**AIM OF THE EXERCISE**
Output the lines that follow exactly as they are.

**STORED ROWS**
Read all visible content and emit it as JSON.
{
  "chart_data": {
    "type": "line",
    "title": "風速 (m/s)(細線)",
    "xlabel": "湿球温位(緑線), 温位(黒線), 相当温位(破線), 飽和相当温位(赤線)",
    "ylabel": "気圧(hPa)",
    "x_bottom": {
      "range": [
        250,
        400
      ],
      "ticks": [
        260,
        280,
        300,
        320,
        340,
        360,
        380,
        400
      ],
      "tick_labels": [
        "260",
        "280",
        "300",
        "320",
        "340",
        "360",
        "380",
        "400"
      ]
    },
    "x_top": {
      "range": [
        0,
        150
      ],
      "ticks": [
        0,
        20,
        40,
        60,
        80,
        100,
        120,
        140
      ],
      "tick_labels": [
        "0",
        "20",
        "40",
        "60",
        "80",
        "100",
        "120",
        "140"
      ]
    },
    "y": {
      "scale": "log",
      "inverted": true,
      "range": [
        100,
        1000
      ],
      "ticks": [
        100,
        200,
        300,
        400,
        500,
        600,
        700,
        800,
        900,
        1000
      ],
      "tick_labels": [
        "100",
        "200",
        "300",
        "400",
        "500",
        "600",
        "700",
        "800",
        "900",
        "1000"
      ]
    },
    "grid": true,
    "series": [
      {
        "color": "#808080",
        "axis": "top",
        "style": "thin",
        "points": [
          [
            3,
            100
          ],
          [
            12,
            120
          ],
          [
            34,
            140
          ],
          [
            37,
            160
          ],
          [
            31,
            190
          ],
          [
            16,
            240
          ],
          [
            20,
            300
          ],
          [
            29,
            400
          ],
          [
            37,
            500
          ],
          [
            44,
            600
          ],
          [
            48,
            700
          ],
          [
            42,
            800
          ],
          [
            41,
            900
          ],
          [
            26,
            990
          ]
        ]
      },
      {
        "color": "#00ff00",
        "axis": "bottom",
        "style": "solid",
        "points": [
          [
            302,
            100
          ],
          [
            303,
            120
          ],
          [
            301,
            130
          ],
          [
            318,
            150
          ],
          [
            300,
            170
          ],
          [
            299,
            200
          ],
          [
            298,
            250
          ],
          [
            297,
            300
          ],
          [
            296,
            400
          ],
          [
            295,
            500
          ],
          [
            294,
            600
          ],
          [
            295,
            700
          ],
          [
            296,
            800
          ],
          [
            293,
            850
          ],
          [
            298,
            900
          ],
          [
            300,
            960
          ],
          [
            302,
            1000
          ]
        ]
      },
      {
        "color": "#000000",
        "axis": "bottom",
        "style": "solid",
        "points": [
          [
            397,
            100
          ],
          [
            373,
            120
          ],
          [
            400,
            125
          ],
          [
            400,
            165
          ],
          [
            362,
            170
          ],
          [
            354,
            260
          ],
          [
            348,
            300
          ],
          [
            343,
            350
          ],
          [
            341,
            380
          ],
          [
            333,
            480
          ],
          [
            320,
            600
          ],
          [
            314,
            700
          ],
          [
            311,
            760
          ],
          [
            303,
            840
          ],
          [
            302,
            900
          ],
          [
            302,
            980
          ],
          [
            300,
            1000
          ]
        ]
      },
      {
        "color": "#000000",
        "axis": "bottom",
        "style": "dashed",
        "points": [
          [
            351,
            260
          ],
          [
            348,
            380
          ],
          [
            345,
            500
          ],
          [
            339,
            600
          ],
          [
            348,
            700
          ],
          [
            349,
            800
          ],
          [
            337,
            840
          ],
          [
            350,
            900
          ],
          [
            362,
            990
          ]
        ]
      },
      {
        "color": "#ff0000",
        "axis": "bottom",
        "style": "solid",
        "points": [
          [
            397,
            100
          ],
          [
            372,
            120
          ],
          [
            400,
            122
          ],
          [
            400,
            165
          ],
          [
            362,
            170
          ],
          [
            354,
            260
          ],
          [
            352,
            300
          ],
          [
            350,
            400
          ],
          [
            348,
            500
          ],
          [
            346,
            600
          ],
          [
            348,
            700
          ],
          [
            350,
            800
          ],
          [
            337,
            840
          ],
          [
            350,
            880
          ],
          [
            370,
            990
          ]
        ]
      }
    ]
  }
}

**OUTPUT OF THE EXERCISE**
Read all visible content and emit it as JSON.
{
  "chart_data": {
    "type": "line",
    "title": "風速 (m/s)(細線)",
    "xlabel": "湿球温位(緑線), 温位(黒線), 相当温位(破線), 飽和相当温位(赤線)",
    "ylabel": "気圧(hPa)",
    "x_bottom": {
      "range": [
        250,
        400
      ],
      "ticks": [
        260,
        280,
        300,
        320,
        340,
        360,
        380,
        400
      ],
      "tick_labels": [
        "260",
        "280",
        "300",
        "320",
        "340",
        "360",
        "380",
        "400"
      ]
    },
    "x_top": {
      "range": [
        0,
        150
      ],
      "ticks": [
        0,
        20,
        40,
        60,
        80,
        100,
        120,
        140
      ],
      "tick_labels": [
        "0",
        "20",
        "40",
        "60",
        "80",
        "100",
        "120",
        "140"
      ]
    },
    "y": {
      "scale": "log",
      "inverted": true,
      "range": [
        100,
        1000
      ],
      "ticks": [
        100,
        200,
        300,
        400,
        500,
        600,
        700,
        800,
        900,
        1000
      ],
      "tick_labels": [
        "100",
        "200",
        "300",
        "400",
        "500",
        "600",
        "700",
        "800",
        "900",
        "1000"
      ]
    },
    "grid": true,
    "series": [
      {
        "color": "#808080",
        "axis": "top",
        "style": "thin",
        "points": [
          [
            3,
            100
          ],
          [
            12,
            120
          ],
          [
            34,
            140
          ],
          [
            37,
            160
          ],
          [
            31,
            190
          ],
          [
            16,
            240
          ],
          [
            20,
            300
          ],
          [
            29,
            400
          ],
          [
            37,
            500
          ],
          [
            44,
            600
          ],
          [
            48,
            700
          ],
          [
            42,
            800
          ],
          [
            41,
            900
          ],
          [
            26,
            990
          ]
        ]
      },
      {
        "color": "#00ff00",
        "axis": "bottom",
        "style": "solid",
        "points": [
          [
            302,
            100
          ],
          [
            303,
            120
          ],
          [
            301,
            130
          ],
          [
            318,
            150
          ],
          [
            300,
            170
          ],
          [
            299,
            200
          ],
          [
            298,
            250
          ],
          [
            297,
            300
          ],
          [
            296,
            400
          ],
          [
            295,
            500
          ],
          [
            294,
            600
          ],
          [
            295,
            700
          ],
          [
            296,
            800
          ],
          [
            293,
            850
          ],
          [
            298,
            900
          ],
          [
            300,
            960
          ],
          [
            302,
            1000
          ]
        ]
      },
      {
        "color": "#000000",
        "axis": "bottom",
        "style": "solid",
        "points": [
          [
            397,
            100
          ],
          [
            373,
            120
          ],
          [
            400,
            125
          ],
          [
            400,
            165
          ],
          [
            362,
            170
          ],
          [
            354,
            260
          ],
          [
            348,
            300
          ],
          [
            343,
            350
          ],
          [
            341,
            380
          ],
          [
            333,
            480
          ],
          [
            320,
            600
          ],
          [
            314,
            700
          ],
          [
            311,
            760
          ],
          [
            303,
            840
          ],
          [
            302,
            900
          ],
          [
            302,
            980
          ],
          [
            300,
            1000
          ]
        ]
      },
      {
        "color": "#000000",
        "axis": "bottom",
        "style": "dashed",
        "points": [
          [
            351,
            260
          ],
          [
            348,
            380
          ],
          [
            345,
            500
          ],
          [
            339,
            600
          ],
          [
            348,
            700
          ],
          [
            349,
            800
          ],
          [
            337,
            840
          ],
          [
            350,
            900
          ],
          [
            362,
            990
          ]
        ]
      },
      {
        "color": "#ff0000",
        "axis": "bottom",
        "style": "solid",
        "points": [
          [
            397,
            100
          ],
          [
            372,
            120
          ],
          [
            400,
            122
          ],
          [
            400,
            165
          ],
          [
            362,
            170
          ],
          [
            354,
            260
          ],
          [
            352,
            300
          ],
          [
            350,
            400
          ],
          [
            348,
            500
          ],
          [
            346,
            600
          ],
          [
            348,
            700
          ],
          [
            350,
            800
          ],
          [
            337,
            840
          ],
          [
            350,
            880
          ],
          [
            370,
            990
          ]
        ]
      }
    ]
  }
}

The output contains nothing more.